- _What to produce_
Select, from the material below, each line with "работами" in it.

- _Excerpt from a dataset_
# # # #
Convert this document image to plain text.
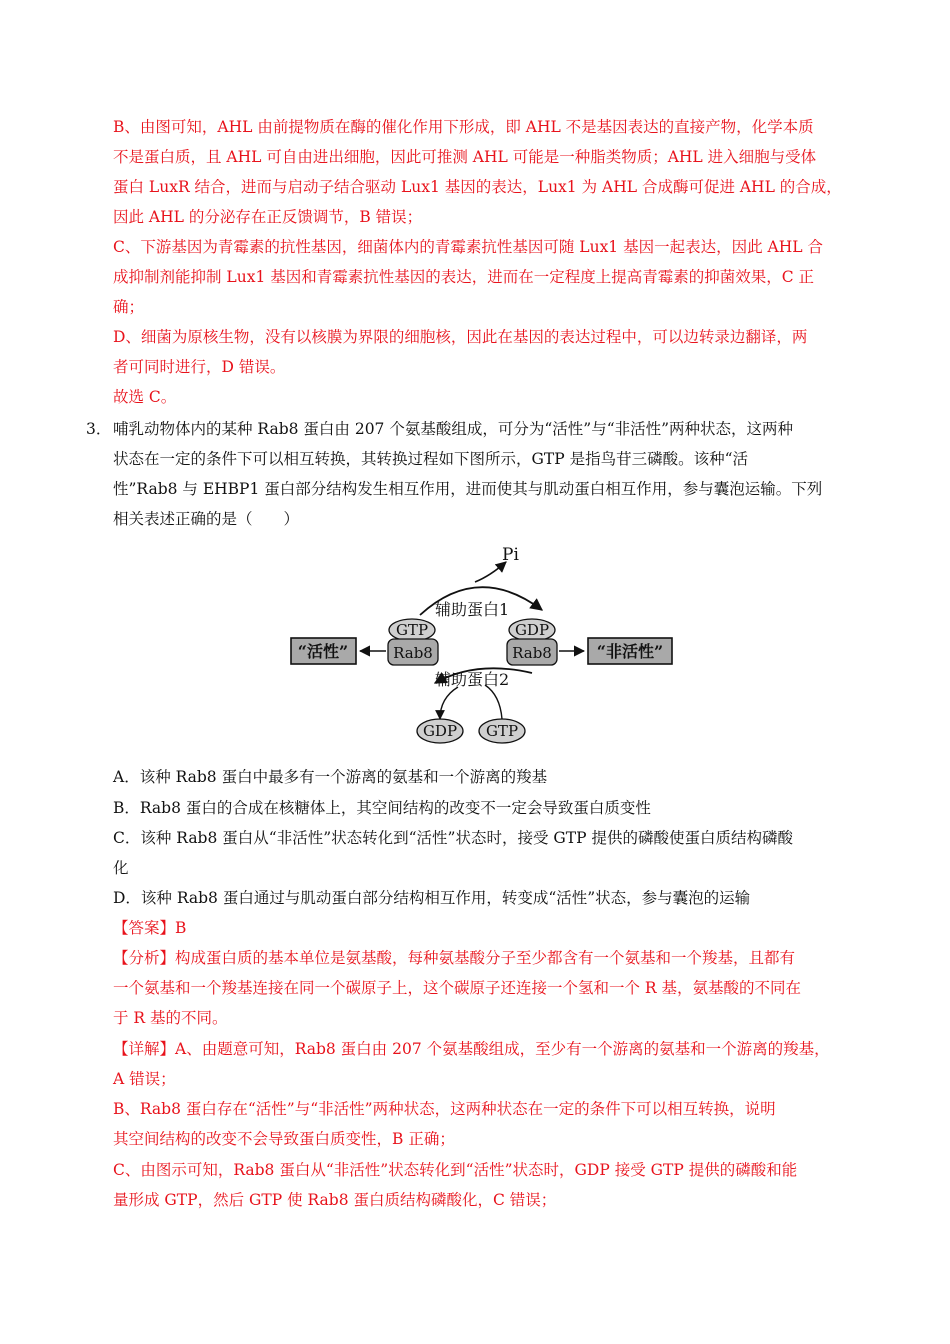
B、由图可知，AHL 由前提物质在酶的催化作用下形成，即 AHL 不是基因表达的直接产物，化学本质
不是蛋白质，且 AHL 可自由进出细胞，因此可推测 AHL 可能是一种脂类物质；AHL 进入细胞与受体
蛋白 LuxR 结合，进而与启动子结合驱动 Lux1 基因的表达，Lux1 为 AHL 合成酶可促进 AHL 的合成，
因此 AHL 的分泌存在正反馈调节，B 错误；
C、下游基因为青霉素的抗性基因，细菌体内的青霉素抗性基因可随 Lux1 基因一起表达，因此 AHL 合
成抑制剂能抑制 Lux1 基因和青霉素抗性基因的表达，进而在一定程度上提高青霉素的抑菌效果，C 正
确；
D、细菌为原核生物，没有以核膜为界限的细胞核，因此在基因的表达过程中，可以边转录边翻译，两
者可同时进行，D 错误。
故选 C。
3． 哺乳动物体内的某种 Rab8 蛋白由 207 个氨基酸组成，可分为“活性”与“非活性”两种状态，这两种
状态在一定的条件下可以相互转换，其转换过程如下图所示，GTP 是指鸟苷三磷酸。该种“活
性”Rab8 与 EHBP1 蛋白部分结构发生相互作用，进而使其与肌动蛋白相互作用，参与囊泡运输。下列
相关表述正确的是（　　）
Pi
辅助蛋白1
GTP
Rab8
GDP
Rab8
“活性”	“非活性”
辅助蛋白2
GDP GTP
A．该种 Rab8 蛋白中最多有一个游离的氨基和一个游离的羧基
B．Rab8 蛋白的合成在核糖体上，其空间结构的改变不一定会导致蛋白质变性
C．该种 Rab8 蛋白从“非活性”状态转化到“活性”状态时，接受 GTP 提供的磷酸使蛋白质结构磷酸
化
D．该种 Rab8 蛋白通过与肌动蛋白部分结构相互作用，转变成“活性”状态，参与囊泡的运输
【答案】B
【分析】构成蛋白质的基本单位是氨基酸，每种氨基酸分子至少都含有一个氨基和一个羧基，且都有
一个氨基和一个羧基连接在同一个碳原子上，这个碳原子还连接一个氢和一个 R 基，氨基酸的不同在
于 R 基的不同。
【详解】A、由题意可知，Rab8 蛋白由 207 个氨基酸组成，至少有一个游离的氨基和一个游离的羧基，
A 错误；
B、Rab8 蛋白存在“活性”与“非活性”两种状态，这两种状态在一定的条件下可以相互转换，说明
其空间结构的改变不会导致蛋白质变性，B 正确；
C、由图示可知，Rab8 蛋白从“非活性”状态转化到“活性”状态时，GDP 接受 GTP 提供的磷酸和能
量形成 GTP，然后 GTP 使 Rab8 蛋白质结构磷酸化，C 错误；
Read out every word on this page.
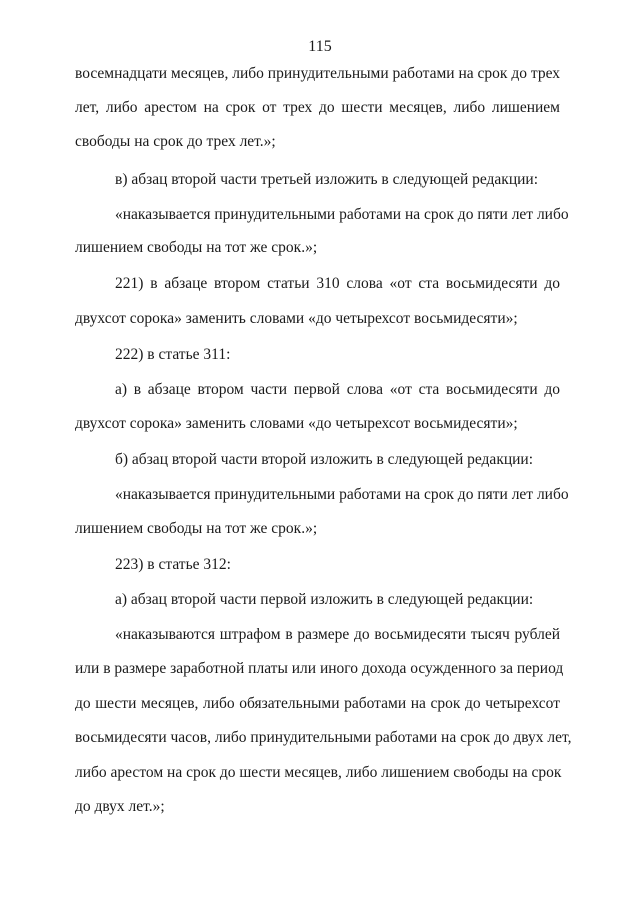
115
восемнадцати месяцев, либо принудительными работами на срок до трех
лет, либо арестом на срок от трех до шести месяцев, либо лишением
свободы на срок до трех лет.»;
в) абзац второй части третьей изложить в следующей редакции:
«наказывается принудительными работами на срок до пяти лет либо
лишением свободы на тот же срок.»;
221) в абзаце втором статьи 310 слова «от ста восьмидесяти до
двухсот сорока» заменить словами «до четырехсот восьмидесяти»;
222) в статье 311:
а) в абзаце втором части первой слова «от ста восьмидесяти до
двухсот сорока» заменить словами «до четырехсот восьмидесяти»;
б) абзац второй части второй изложить в следующей редакции:
«наказывается принудительными работами на срок до пяти лет либо
лишением свободы на тот же срок.»;
223) в статье 312:
а) абзац второй части первой изложить в следующей редакции:
«наказываются штрафом в размере до восьмидесяти тысяч рублей
или в размере заработной платы или иного дохода осужденного за период
до шести месяцев, либо обязательными работами на срок до четырехсот
восьмидесяти часов, либо принудительными работами на срок до двух лет,
либо арестом на срок до шести месяцев, либо лишением свободы на срок
до двух лет.»;
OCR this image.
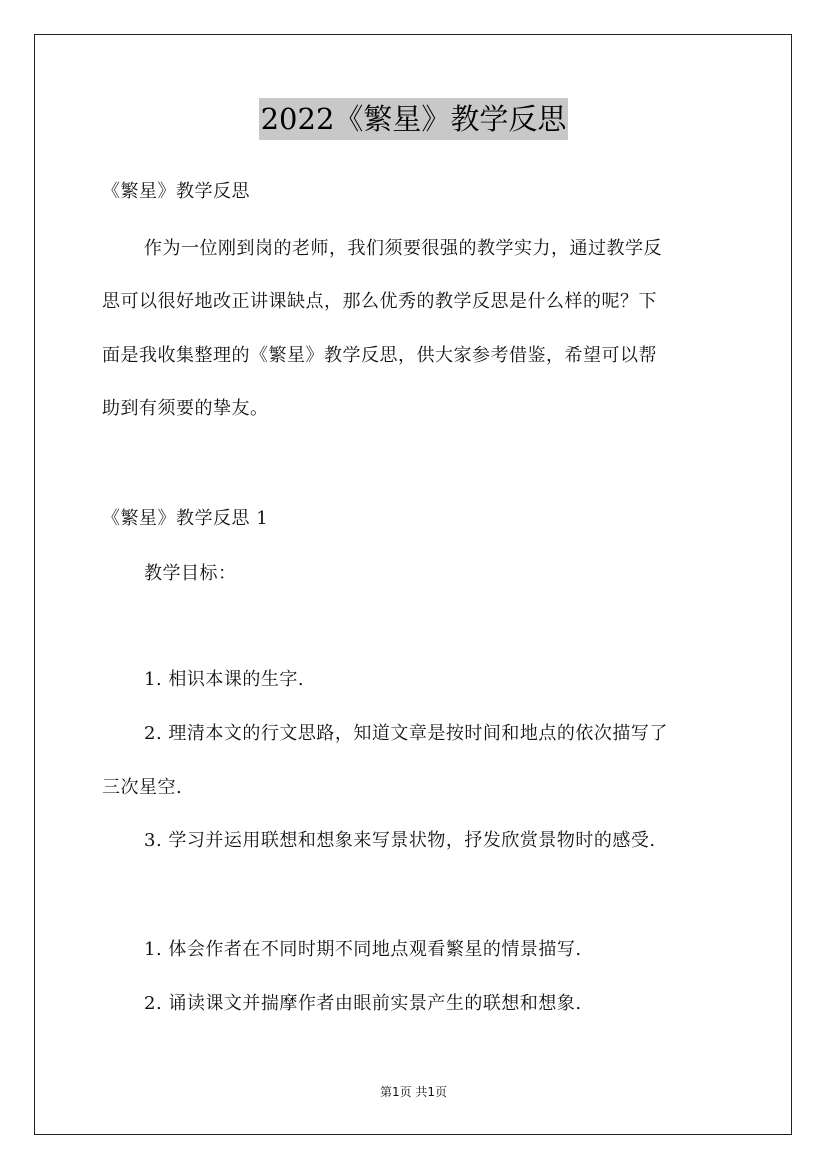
2022《繁星》教学反思
《繁星》教学反思
作为一位刚到岗的老师，我们须要很强的教学实力，通过教学反
思可以很好地改正讲课缺点，那么优秀的教学反思是什么样的呢？下
面是我收集整理的《繁星》教学反思，供大家参考借鉴，希望可以帮
助到有须要的挚友。
《繁星》教学反思 1
教学目标：
1. 相识本课的生字.
2. 理清本文的行文思路，知道文章是按时间和地点的依次描写了
三次星空.
3. 学习并运用联想和想象来写景状物，抒发欣赏景物时的感受.
1. 体会作者在不同时期不同地点观看繁星的情景描写.
2. 诵读课文并揣摩作者由眼前实景产生的联想和想象.
第1页 共1页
# # # #
- _Reply to the task_
восемнадцати месяцев, либо принудительными работами на срок до трех
«наказывается принудительными работами на срок до пяти лет либо
«наказывается принудительными работами на срок до пяти лет либо
до шести месяцев, либо обязательными работами на срок до четырехсот
восьмидесяти часов, либо принудительными работами на срок до двух лет,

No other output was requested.